= Prompt =
Quote every line of the data below as it stands, omitting pictures.

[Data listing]
§ §

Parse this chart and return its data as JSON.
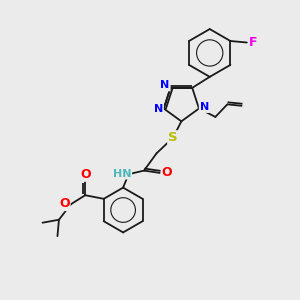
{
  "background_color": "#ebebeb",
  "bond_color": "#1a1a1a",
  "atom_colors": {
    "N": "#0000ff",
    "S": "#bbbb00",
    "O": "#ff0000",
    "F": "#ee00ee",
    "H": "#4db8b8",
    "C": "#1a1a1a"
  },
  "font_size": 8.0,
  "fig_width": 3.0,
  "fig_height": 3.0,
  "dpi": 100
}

§ §

= Output of the task =
Parse this chart and return its data as JSON.
{
  "background_color": "#ebebeb",
  "bond_color": "#1a1a1a",
  "atom_colors": {
    "N": "#0000ff",
    "S": "#bbbb00",
    "O": "#ff0000",
    "F": "#ee00ee",
    "H": "#4db8b8",
    "C": "#1a1a1a"
  },
  "font_size": 8.0,
  "fig_width": 3.0,
  "fig_height": 3.0,
  "dpi": 100
}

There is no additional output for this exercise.